Stored entries
=======

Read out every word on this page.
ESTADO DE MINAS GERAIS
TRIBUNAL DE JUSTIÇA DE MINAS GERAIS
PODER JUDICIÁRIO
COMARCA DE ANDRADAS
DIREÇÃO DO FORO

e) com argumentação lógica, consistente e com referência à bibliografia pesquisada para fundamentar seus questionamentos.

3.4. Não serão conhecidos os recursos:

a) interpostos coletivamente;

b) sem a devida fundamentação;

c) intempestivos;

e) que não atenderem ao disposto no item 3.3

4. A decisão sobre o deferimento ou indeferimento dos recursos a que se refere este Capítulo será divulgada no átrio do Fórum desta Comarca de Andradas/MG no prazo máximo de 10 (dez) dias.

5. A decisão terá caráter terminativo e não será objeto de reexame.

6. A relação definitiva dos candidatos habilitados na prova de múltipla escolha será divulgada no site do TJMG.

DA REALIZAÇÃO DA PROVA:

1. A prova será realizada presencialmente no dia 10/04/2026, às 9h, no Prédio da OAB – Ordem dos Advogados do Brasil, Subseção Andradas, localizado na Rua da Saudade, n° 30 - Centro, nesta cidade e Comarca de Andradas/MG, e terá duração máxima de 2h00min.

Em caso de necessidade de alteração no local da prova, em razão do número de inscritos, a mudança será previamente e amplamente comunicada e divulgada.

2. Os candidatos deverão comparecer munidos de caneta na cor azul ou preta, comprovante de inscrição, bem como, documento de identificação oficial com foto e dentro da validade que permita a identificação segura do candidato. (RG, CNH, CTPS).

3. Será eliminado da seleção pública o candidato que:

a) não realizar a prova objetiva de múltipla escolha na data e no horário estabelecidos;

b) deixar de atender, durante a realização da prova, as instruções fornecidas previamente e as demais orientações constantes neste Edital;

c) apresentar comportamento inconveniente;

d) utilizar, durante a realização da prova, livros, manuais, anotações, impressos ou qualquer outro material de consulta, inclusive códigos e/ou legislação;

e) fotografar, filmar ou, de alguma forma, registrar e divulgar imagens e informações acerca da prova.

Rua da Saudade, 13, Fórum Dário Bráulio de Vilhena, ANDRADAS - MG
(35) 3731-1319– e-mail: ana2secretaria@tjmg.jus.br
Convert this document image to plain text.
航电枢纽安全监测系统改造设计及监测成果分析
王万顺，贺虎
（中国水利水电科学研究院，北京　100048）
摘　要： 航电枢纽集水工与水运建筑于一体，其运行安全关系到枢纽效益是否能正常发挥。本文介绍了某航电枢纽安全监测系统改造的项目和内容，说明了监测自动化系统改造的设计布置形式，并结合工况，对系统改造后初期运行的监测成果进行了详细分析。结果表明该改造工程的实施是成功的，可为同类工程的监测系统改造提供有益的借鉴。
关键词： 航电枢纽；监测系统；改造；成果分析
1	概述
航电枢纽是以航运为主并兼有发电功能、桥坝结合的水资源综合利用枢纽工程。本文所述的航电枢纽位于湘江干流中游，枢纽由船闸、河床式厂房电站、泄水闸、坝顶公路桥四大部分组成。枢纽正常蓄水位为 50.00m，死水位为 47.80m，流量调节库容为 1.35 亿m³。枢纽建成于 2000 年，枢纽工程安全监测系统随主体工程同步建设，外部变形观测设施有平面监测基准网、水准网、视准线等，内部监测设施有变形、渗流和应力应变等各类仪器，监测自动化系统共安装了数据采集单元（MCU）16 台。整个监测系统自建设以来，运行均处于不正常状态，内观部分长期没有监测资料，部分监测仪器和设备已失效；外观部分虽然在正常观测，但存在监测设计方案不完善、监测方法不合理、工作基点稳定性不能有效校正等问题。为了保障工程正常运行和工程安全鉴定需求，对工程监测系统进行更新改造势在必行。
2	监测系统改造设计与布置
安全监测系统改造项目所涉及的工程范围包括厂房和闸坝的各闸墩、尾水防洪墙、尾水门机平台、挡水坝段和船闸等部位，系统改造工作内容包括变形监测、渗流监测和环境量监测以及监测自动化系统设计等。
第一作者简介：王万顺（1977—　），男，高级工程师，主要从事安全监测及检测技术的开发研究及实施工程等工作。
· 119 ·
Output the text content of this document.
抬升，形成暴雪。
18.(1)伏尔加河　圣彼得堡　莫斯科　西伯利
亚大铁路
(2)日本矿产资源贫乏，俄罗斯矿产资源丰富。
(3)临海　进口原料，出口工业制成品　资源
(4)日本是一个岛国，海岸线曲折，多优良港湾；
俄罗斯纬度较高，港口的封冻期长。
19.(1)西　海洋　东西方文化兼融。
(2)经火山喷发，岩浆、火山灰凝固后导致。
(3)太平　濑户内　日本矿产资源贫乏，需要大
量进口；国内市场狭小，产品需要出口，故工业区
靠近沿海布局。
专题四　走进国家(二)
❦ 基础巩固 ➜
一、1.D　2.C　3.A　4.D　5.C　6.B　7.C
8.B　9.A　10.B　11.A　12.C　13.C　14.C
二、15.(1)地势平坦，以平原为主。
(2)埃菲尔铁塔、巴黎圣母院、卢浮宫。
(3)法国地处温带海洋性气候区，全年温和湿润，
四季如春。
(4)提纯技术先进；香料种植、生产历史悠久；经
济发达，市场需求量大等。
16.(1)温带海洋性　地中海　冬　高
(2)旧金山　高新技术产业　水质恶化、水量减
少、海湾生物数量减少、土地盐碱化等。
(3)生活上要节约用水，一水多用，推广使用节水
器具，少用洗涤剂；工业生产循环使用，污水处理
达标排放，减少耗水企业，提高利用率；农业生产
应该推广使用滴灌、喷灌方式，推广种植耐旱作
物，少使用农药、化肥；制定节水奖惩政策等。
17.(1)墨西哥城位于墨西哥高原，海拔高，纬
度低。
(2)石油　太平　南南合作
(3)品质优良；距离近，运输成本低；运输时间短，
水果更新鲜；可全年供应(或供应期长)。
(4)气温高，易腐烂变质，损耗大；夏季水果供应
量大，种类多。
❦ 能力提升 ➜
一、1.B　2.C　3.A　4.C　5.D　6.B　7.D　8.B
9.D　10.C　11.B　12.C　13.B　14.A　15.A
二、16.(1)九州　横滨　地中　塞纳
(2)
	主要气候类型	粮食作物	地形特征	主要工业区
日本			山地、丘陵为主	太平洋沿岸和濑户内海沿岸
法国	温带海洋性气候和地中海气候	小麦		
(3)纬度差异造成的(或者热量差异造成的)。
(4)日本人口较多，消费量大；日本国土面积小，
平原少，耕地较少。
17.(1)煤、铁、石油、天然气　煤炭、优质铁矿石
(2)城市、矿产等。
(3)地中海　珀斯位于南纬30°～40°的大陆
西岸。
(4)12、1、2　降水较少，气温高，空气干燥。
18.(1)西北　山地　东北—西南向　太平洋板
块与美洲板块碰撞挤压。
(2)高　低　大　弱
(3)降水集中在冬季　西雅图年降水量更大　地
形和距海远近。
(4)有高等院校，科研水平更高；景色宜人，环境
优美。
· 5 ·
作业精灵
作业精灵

=======

* SET TASK: Write out all the records above again, exactly as they stand.

* OUTPUT FOR THIS TASK:
Read out every word on this page.
ESTADO DE MINAS GERAIS
TRIBUNAL DE JUSTIÇA DE MINAS GERAIS
PODER JUDICIÁRIO
COMARCA DE ANDRADAS
DIREÇÃO DO FORO

e) com argumentação lógica, consistente e com referência à bibliografia pesquisada para fundamentar seus questionamentos.

3.4. Não serão conhecidos os recursos:

a) interpostos coletivamente;

b) sem a devida fundamentação;

c) intempestivos;

e) que não atenderem ao disposto no item 3.3

4. A decisão sobre o deferimento ou indeferimento dos recursos a que se refere este Capítulo será divulgada no átrio do Fórum desta Comarca de Andradas/MG no prazo máximo de 10 (dez) dias.

5. A decisão terá caráter terminativo e não será objeto de reexame.

6. A relação definitiva dos candidatos habilitados na prova de múltipla escolha será divulgada no site do TJMG.

DA REALIZAÇÃO DA PROVA:

1. A prova será realizada presencialmente no dia 10/04/2026, às 9h, no Prédio da OAB – Ordem dos Advogados do Brasil, Subseção Andradas, localizado na Rua da Saudade, n° 30 - Centro, nesta cidade e Comarca de Andradas/MG, e terá duração máxima de 2h00min.

Em caso de necessidade de alteração no local da prova, em razão do número de inscritos, a mudança será previamente e amplamente comunicada e divulgada.

2. Os candidatos deverão comparecer munidos de caneta na cor azul ou preta, comprovante de inscrição, bem como, documento de identificação oficial com foto e dentro da validade que permita a identificação segura do candidato. (RG, CNH, CTPS).

3. Será eliminado da seleção pública o candidato que:

a) não realizar a prova objetiva de múltipla escolha na data e no horário estabelecidos;

b) deixar de atender, durante a realização da prova, as instruções fornecidas previamente e as demais orientações constantes neste Edital;

c) apresentar comportamento inconveniente;

d) utilizar, durante a realização da prova, livros, manuais, anotações, impressos ou qualquer outro material de consulta, inclusive códigos e/ou legislação;

e) fotografar, filmar ou, de alguma forma, registrar e divulgar imagens e informações acerca da prova.

Rua da Saudade, 13, Fórum Dário Bráulio de Vilhena, ANDRADAS - MG
(35) 3731-1319– e-mail: ana2secretaria@tjmg.jus.br
Convert this document image to plain text.
航电枢纽安全监测系统改造设计及监测成果分析
王万顺，贺虎
（中国水利水电科学研究院，北京　100048）
摘　要： 航电枢纽集水工与水运建筑于一体，其运行安全关系到枢纽效益是否能正常发挥。本文介绍了某航电枢纽安全监测系统改造的项目和内容，说明了监测自动化系统改造的设计布置形式，并结合工况，对系统改造后初期运行的监测成果进行了详细分析。结果表明该改造工程的实施是成功的，可为同类工程的监测系统改造提供有益的借鉴。
关键词： 航电枢纽；监测系统；改造；成果分析
1	概述
航电枢纽是以航运为主并兼有发电功能、桥坝结合的水资源综合利用枢纽工程。本文所述的航电枢纽位于湘江干流中游，枢纽由船闸、河床式厂房电站、泄水闸、坝顶公路桥四大部分组成。枢纽正常蓄水位为 50.00m，死水位为 47.80m，流量调节库容为 1.35 亿m³。枢纽建成于 2000 年，枢纽工程安全监测系统随主体工程同步建设，外部变形观测设施有平面监测基准网、水准网、视准线等，内部监测设施有变形、渗流和应力应变等各类仪器，监测自动化系统共安装了数据采集单元（MCU）16 台。整个监测系统自建设以来，运行均处于不正常状态，内观部分长期没有监测资料，部分监测仪器和设备已失效；外观部分虽然在正常观测，但存在监测设计方案不完善、监测方法不合理、工作基点稳定性不能有效校正等问题。为了保障工程正常运行和工程安全鉴定需求，对工程监测系统进行更新改造势在必行。
2	监测系统改造设计与布置
安全监测系统改造项目所涉及的工程范围包括厂房和闸坝的各闸墩、尾水防洪墙、尾水门机平台、挡水坝段和船闸等部位，系统改造工作内容包括变形监测、渗流监测和环境量监测以及监测自动化系统设计等。
第一作者简介：王万顺（1977—　），男，高级工程师，主要从事安全监测及检测技术的开发研究及实施工程等工作。
· 119 ·
Output the text content of this document.
抬升，形成暴雪。
18.(1)伏尔加河　圣彼得堡　莫斯科　西伯利
亚大铁路
(2)日本矿产资源贫乏，俄罗斯矿产资源丰富。
(3)临海　进口原料，出口工业制成品　资源
(4)日本是一个岛国，海岸线曲折，多优良港湾；
俄罗斯纬度较高，港口的封冻期长。
19.(1)西　海洋　东西方文化兼融。
(2)经火山喷发，岩浆、火山灰凝固后导致。
(3)太平　濑户内　日本矿产资源贫乏，需要大
量进口；国内市场狭小，产品需要出口，故工业区
靠近沿海布局。
专题四　走进国家(二)
❦ 基础巩固 ➜
一、1.D　2.C　3.A　4.D　5.C　6.B　7.C
8.B　9.A　10.B　11.A　12.C　13.C　14.C
二、15.(1)地势平坦，以平原为主。
(2)埃菲尔铁塔、巴黎圣母院、卢浮宫。
(3)法国地处温带海洋性气候区，全年温和湿润，
四季如春。
(4)提纯技术先进；香料种植、生产历史悠久；经
济发达，市场需求量大等。
16.(1)温带海洋性　地中海　冬　高
(2)旧金山　高新技术产业　水质恶化、水量减
少、海湾生物数量减少、土地盐碱化等。
(3)生活上要节约用水，一水多用，推广使用节水
器具，少用洗涤剂；工业生产循环使用，污水处理
达标排放，减少耗水企业，提高利用率；农业生产
应该推广使用滴灌、喷灌方式，推广种植耐旱作
物，少使用农药、化肥；制定节水奖惩政策等。
17.(1)墨西哥城位于墨西哥高原，海拔高，纬
度低。
(2)石油　太平　南南合作
(3)品质优良；距离近，运输成本低；运输时间短，
水果更新鲜；可全年供应(或供应期长)。
(4)气温高，易腐烂变质，损耗大；夏季水果供应
量大，种类多。
❦ 能力提升 ➜
一、1.B　2.C　3.A　4.C　5.D　6.B　7.D　8.B
9.D　10.C　11.B　12.C　13.B　14.A　15.A
二、16.(1)九州　横滨　地中　塞纳
(2)
	主要气候类型	粮食作物	地形特征	主要工业区
日本			山地、丘陵为主	太平洋沿岸和濑户内海沿岸
法国	温带海洋性气候和地中海气候	小麦		
(3)纬度差异造成的(或者热量差异造成的)。
(4)日本人口较多，消费量大；日本国土面积小，
平原少，耕地较少。
17.(1)煤、铁、石油、天然气　煤炭、优质铁矿石
(2)城市、矿产等。
(3)地中海　珀斯位于南纬30°～40°的大陆
西岸。
(4)12、1、2　降水较少，气温高，空气干燥。
18.(1)西北　山地　东北—西南向　太平洋板
块与美洲板块碰撞挤压。
(2)高　低　大　弱
(3)降水集中在冬季　西雅图年降水量更大　地
形和距海远近。
(4)有高等院校，科研水平更高；景色宜人，环境
优美。
· 5 ·
作业精灵
作业精灵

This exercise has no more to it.